Copy out all of the data below with no alterations.

***** Input *****

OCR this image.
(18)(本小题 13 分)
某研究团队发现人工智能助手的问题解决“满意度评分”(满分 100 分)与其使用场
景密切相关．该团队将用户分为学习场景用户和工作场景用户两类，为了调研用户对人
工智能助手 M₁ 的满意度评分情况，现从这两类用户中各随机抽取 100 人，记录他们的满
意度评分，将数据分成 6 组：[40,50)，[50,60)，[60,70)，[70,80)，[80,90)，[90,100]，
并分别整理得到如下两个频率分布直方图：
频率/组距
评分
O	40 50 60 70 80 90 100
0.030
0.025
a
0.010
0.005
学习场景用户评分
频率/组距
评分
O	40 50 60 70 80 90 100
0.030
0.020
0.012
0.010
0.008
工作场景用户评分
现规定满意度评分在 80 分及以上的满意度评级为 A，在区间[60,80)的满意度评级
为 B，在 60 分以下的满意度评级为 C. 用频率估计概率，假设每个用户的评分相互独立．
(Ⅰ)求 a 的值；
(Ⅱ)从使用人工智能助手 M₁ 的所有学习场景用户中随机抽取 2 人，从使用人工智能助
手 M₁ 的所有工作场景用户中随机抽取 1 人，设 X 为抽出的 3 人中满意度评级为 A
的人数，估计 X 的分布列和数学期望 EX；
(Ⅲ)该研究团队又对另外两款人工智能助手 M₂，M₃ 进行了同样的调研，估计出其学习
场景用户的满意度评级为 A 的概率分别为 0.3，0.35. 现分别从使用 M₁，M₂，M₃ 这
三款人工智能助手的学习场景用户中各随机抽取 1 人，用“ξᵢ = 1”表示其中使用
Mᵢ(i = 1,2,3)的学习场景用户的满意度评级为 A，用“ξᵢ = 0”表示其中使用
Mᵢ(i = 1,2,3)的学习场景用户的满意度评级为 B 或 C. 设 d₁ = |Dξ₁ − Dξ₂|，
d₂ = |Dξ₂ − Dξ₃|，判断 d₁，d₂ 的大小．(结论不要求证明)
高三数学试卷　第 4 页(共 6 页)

*****

Complete response →
OCR this image.
(18)(本小题 13 分)
某研究团队发现人工智能助手的问题解决“满意度评分”(满分 100 分)与其使用场
景密切相关．该团队将用户分为学习场景用户和工作场景用户两类，为了调研用户对人
工智能助手 M₁ 的满意度评分情况，现从这两类用户中各随机抽取 100 人，记录他们的满
意度评分，将数据分成 6 组：[40,50)，[50,60)，[60,70)，[70,80)，[80,90)，[90,100]，
并分别整理得到如下两个频率分布直方图：
频率/组距
评分
O	40 50 60 70 80 90 100
0.030
0.025
a
0.010
0.005
学习场景用户评分
频率/组距
评分
O	40 50 60 70 80 90 100
0.030
0.020
0.012
0.010
0.008
工作场景用户评分
现规定满意度评分在 80 分及以上的满意度评级为 A，在区间[60,80)的满意度评级
为 B，在 60 分以下的满意度评级为 C. 用频率估计概率，假设每个用户的评分相互独立．
(Ⅰ)求 a 的值；
(Ⅱ)从使用人工智能助手 M₁ 的所有学习场景用户中随机抽取 2 人，从使用人工智能助
手 M₁ 的所有工作场景用户中随机抽取 1 人，设 X 为抽出的 3 人中满意度评级为 A
的人数，估计 X 的分布列和数学期望 EX；
(Ⅲ)该研究团队又对另外两款人工智能助手 M₂，M₃ 进行了同样的调研，估计出其学习
场景用户的满意度评级为 A 的概率分别为 0.3，0.35. 现分别从使用 M₁，M₂，M₃ 这
三款人工智能助手的学习场景用户中各随机抽取 1 人，用“ξᵢ = 1”表示其中使用
Mᵢ(i = 1,2,3)的学习场景用户的满意度评级为 A，用“ξᵢ = 0”表示其中使用
Mᵢ(i = 1,2,3)的学习场景用户的满意度评级为 B 或 C. 设 d₁ = |Dξ₁ − Dξ₂|，
d₂ = |Dξ₂ − Dξ₃|，判断 d₁，d₂ 的大小．(结论不要求证明)
高三数学试卷　第 4 页(共 6 页)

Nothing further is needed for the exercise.